- _The task_: Transcribe the listing word for word.

- _Given records_:

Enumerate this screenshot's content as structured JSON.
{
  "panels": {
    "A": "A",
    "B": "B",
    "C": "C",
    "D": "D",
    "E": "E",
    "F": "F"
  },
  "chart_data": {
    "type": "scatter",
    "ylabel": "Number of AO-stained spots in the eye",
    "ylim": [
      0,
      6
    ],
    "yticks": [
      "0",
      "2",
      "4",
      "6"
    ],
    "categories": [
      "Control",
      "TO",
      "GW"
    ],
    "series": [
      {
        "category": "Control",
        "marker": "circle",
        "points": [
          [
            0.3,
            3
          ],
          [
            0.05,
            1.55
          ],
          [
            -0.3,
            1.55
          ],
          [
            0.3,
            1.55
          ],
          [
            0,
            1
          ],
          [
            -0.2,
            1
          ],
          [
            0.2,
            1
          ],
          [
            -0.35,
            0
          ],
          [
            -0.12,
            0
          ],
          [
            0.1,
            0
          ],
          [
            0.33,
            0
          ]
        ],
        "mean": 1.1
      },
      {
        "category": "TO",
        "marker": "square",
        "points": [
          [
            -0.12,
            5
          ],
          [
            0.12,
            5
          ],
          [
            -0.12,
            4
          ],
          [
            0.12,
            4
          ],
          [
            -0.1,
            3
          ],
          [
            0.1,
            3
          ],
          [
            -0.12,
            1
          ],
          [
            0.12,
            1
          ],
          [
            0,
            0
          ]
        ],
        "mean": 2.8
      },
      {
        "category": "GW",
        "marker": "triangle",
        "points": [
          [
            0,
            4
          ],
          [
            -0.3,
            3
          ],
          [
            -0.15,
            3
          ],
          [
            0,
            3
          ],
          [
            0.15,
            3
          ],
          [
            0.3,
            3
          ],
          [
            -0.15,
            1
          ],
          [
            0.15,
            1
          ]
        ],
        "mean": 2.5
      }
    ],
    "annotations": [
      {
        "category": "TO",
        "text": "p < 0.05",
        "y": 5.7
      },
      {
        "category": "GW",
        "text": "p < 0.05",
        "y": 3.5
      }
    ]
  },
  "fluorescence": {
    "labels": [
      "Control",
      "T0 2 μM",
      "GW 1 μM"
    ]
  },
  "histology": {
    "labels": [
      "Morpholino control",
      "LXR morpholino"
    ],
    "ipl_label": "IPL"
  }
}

- _The result_:
Enumerate this screenshot's content as structured JSON.
{
  "panels": {
    "A": "A",
    "B": "B",
    "C": "C",
    "D": "D",
    "E": "E",
    "F": "F"
  },
  "chart_data": {
    "type": "scatter",
    "ylabel": "Number of AO-stained spots in the eye",
    "ylim": [
      0,
      6
    ],
    "yticks": [
      "0",
      "2",
      "4",
      "6"
    ],
    "categories": [
      "Control",
      "TO",
      "GW"
    ],
    "series": [
      {
        "category": "Control",
        "marker": "circle",
        "points": [
          [
            0.3,
            3
          ],
          [
            0.05,
            1.55
          ],
          [
            -0.3,
            1.55
          ],
          [
            0.3,
            1.55
          ],
          [
            0,
            1
          ],
          [
            -0.2,
            1
          ],
          [
            0.2,
            1
          ],
          [
            -0.35,
            0
          ],
          [
            -0.12,
            0
          ],
          [
            0.1,
            0
          ],
          [
            0.33,
            0
          ]
        ],
        "mean": 1.1
      },
      {
        "category": "TO",
        "marker": "square",
        "points": [
          [
            -0.12,
            5
          ],
          [
            0.12,
            5
          ],
          [
            -0.12,
            4
          ],
          [
            0.12,
            4
          ],
          [
            -0.1,
            3
          ],
          [
            0.1,
            3
          ],
          [
            -0.12,
            1
          ],
          [
            0.12,
            1
          ],
          [
            0,
            0
          ]
        ],
        "mean": 2.8
      },
      {
        "category": "GW",
        "marker": "triangle",
        "points": [
          [
            0,
            4
          ],
          [
            -0.3,
            3
          ],
          [
            -0.15,
            3
          ],
          [
            0,
            3
          ],
          [
            0.15,
            3
          ],
          [
            0.3,
            3
          ],
          [
            -0.15,
            1
          ],
          [
            0.15,
            1
          ]
        ],
        "mean": 2.5
      }
    ],
    "annotations": [
      {
        "category": "TO",
        "text": "p < 0.05",
        "y": 5.7
      },
      {
        "category": "GW",
        "text": "p < 0.05",
        "y": 3.5
      }
    ]
  },
  "fluorescence": {
    "labels": [
      "Control",
      "T0 2 μM",
      "GW 1 μM"
    ]
  },
  "histology": {
    "labels": [
      "Morpholino control",
      "LXR morpholino"
    ],
    "ipl_label": "IPL"
  }
}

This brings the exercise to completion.